# Stated problem
Scan the records for the string "page"; copy each line where it occurs.

Lines of data:

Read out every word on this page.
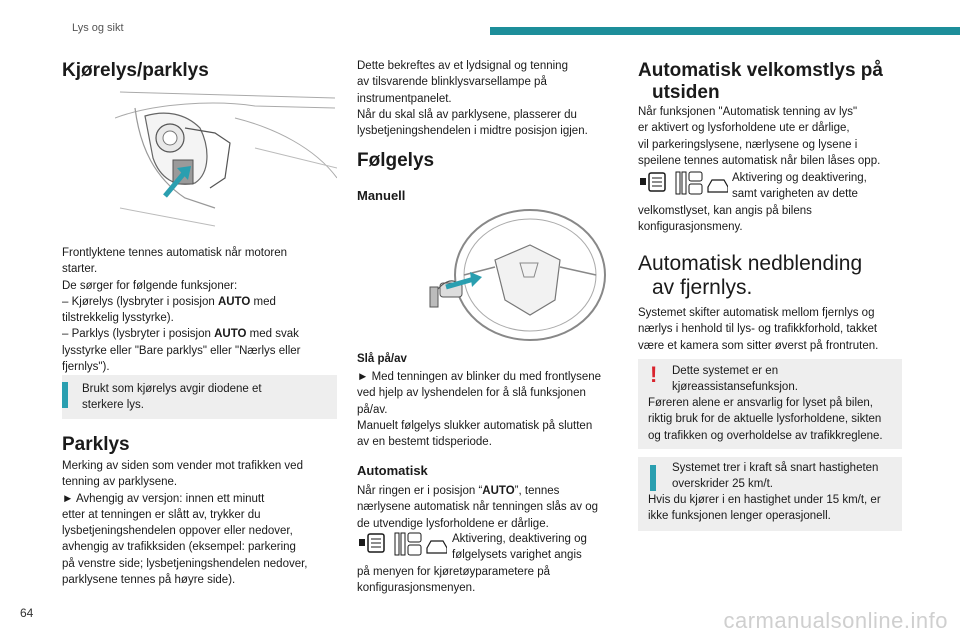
Lys og sikt
Kjørelys/parklys
Frontlyktene tennes automatisk når motoren
starter.
De sørger for følgende funksjoner:
– Kjørelys (lysbryter i posisjon AUTO med
tilstrekkelig lysstyrke).
– Parklys (lysbryter i posisjon AUTO med svak
lysstyrke eller "Bare parklys" eller "Nærlys eller
fjernlys").
Brukt som kjørelys avgir diodene et
sterkere lys.
Parklys
Merking av siden som vender mot trafikken ved
tenning av parklysene.
► Avhengig av versjon: innen ett minutt
etter at tenningen er slått av, trykker du
lysbetjeningshendelen oppover eller nedover,
avhengig av trafikksiden (eksempel: parkering
på venstre side; lysbetjeningshendelen nedover,
parklysene tennes på høyre side).
64
Dette bekreftes av et lydsignal og tenning
av tilsvarende blinklysvarsellampe på
instrumentpanelet.
Når du skal slå av parklysene, plasserer du
lysbetjeningshendelen i midtre posisjon igjen.
Følgelys
Manuell
Slå på/av
► Med tenningen av blinker du med frontlysene
ved hjelp av lyshendelen for å slå funksjonen
på/av.
Manuelt følgelys slukker automatisk på slutten
av en bestemt tidsperiode.
Automatisk
Når ringen er i posisjon “AUTO”, tennes
nærlysene automatisk når tenningen slås av og
de utvendige lysforholdene er dårlige.
Aktivering, deaktivering og
følgelysets varighet angis
på menyen for kjøretøyparametere på
konfigurasjonsmenyen.
Automatisk velkomstlys på
utsiden
Når funksjonen "Automatisk tenning av lys"
er aktivert og lysforholdene ute er dårlige,
vil parkeringslysene, nærlysene og lysene i
speilene tennes automatisk når bilen låses opp.
Aktivering og deaktivering,
samt varigheten av dette
velkomstlyset, kan angis på bilens
konfigurasjonsmeny.
Automatisk nedblending
av fjernlys.
Systemet skifter automatisk mellom fjernlys og
nærlys i henhold til lys- og trafikkforhold, takket
være et kamera som sitter øverst på frontruten.
! Dette systemet er en
kjøreassistansefunksjon.
Føreren alene er ansvarlig for lyset på bilen,
riktig bruk for de aktuelle lysforholdene, sikten
og trafikken og overholdelse av trafikkreglene.
Systemet trer i kraft så snart hastigheten
overskrider 25 km/t.
Hvis du kjører i en hastighet under 15 km/t, er
ikke funksjonen lenger operasjonell.
carmanualsonline.info
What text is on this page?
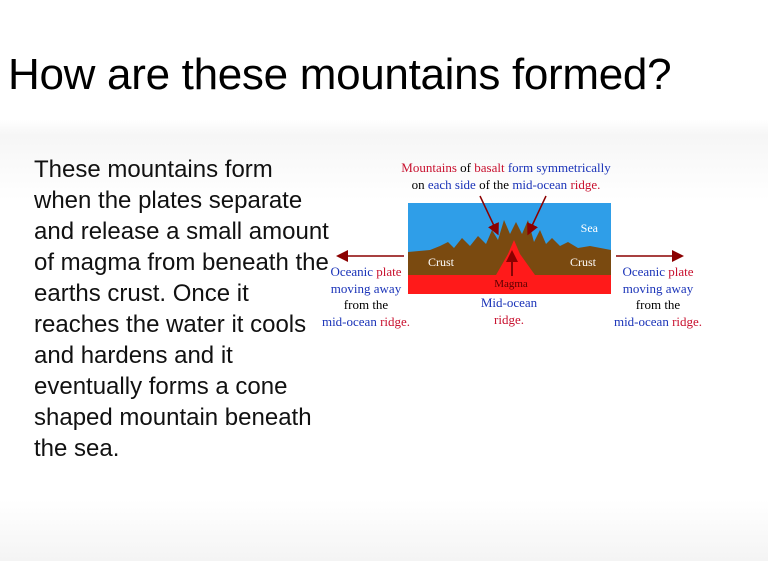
How are these mountains formed?
These mountains form when the plates separate and release a small amount of magma from beneath the earths crust. Once it reaches the water it cools and hardens and it eventually forms a cone shaped mountain beneath the sea.
Mountains of basalt form symmetrically
on each side of the mid-ocean ridge.
Sea
Crust	Crust
Magma
Mid-ocean
ridge.
Oceanic plate
moving away
from the
mid-ocean ridge.
Oceanic plate
moving away
from the
mid-ocean ridge.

# Solution below
Read out every word on this page.
What text is on this page?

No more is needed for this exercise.